→ **Information given**
>> Begin

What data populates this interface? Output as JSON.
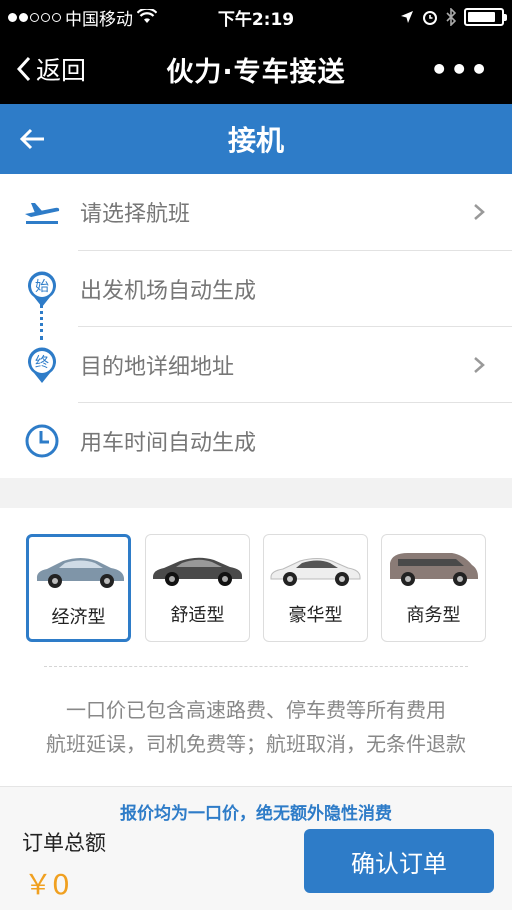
{
  "status_bar": {
    "carrier": "中国移动",
    "time": "下午2:19",
    "battery_level": 0.85
  },
  "nav": {
    "back_label": "返回",
    "title": "伙力·专车接送",
    "more": "•••"
  },
  "header": {
    "title": "接机"
  },
  "form": {
    "rows": [
      {
        "icon": "plane-icon",
        "label": "请选择航班",
        "has_chevron": true
      },
      {
        "icon": "start-marker-icon",
        "marker_text": "始",
        "label": "出发机场自动生成",
        "has_chevron": false
      },
      {
        "icon": "end-marker-icon",
        "marker_text": "终",
        "label": "目的地详细地址",
        "has_chevron": true
      },
      {
        "icon": "clock-icon",
        "label": "用车时间自动生成",
        "has_chevron": false
      }
    ]
  },
  "car_types": {
    "options": [
      {
        "label": "经济型",
        "selected": true,
        "color": "#7f95a8"
      },
      {
        "label": "舒适型",
        "selected": false,
        "color": "#4a4a4a"
      },
      {
        "label": "豪华型",
        "selected": false,
        "color": "#eeeeee"
      },
      {
        "label": "商务型",
        "selected": false,
        "color": "#8a7b76"
      }
    ],
    "notes": [
      "一口价已包含高速路费、停车费等所有费用",
      "航班延误，司机免费等；航班取消，无条件退款"
    ]
  },
  "footer": {
    "promo": "报价均为一口价，绝无额外隐性消费",
    "total_label": "订单总额",
    "total_value": "￥0",
    "confirm_label": "确认订单"
  },
  "colors": {
    "accent": "#2e7cc8",
    "price": "#f0a020"
  }
}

>> End

→ **Written problem**
Set each line of the records down exactly, leaving every picture out.

→ **Answer for this exercise**
What data populates this interface? Output as JSON.
{
  "status_bar": {
    "carrier": "中国移动",
    "time": "下午2:19",
    "battery_level": 0.85
  },
  "nav": {
    "back_label": "返回",
    "title": "伙力·专车接送",
    "more": "•••"
  },
  "header": {
    "title": "接机"
  },
  "form": {
    "rows": [
      {
        "icon": "plane-icon",
        "label": "请选择航班",
        "has_chevron": true
      },
      {
        "icon": "start-marker-icon",
        "marker_text": "始",
        "label": "出发机场自动生成",
        "has_chevron": false
      },
      {
        "icon": "end-marker-icon",
        "marker_text": "终",
        "label": "目的地详细地址",
        "has_chevron": true
      },
      {
        "icon": "clock-icon",
        "label": "用车时间自动生成",
        "has_chevron": false
      }
    ]
  },
  "car_types": {
    "options": [
      {
        "label": "经济型",
        "selected": true,
        "color": "#7f95a8"
      },
      {
        "label": "舒适型",
        "selected": false,
        "color": "#4a4a4a"
      },
      {
        "label": "豪华型",
        "selected": false,
        "color": "#eeeeee"
      },
      {
        "label": "商务型",
        "selected": false,
        "color": "#8a7b76"
      }
    ],
    "notes": [
      "一口价已包含高速路费、停车费等所有费用",
      "航班延误，司机免费等；航班取消，无条件退款"
    ]
  },
  "footer": {
    "promo": "报价均为一口价，绝无额外隐性消费",
    "total_label": "订单总额",
    "total_value": "￥0",
    "confirm_label": "确认订单"
  },
  "colors": {
    "accent": "#2e7cc8",
    "price": "#f0a020"
  }
}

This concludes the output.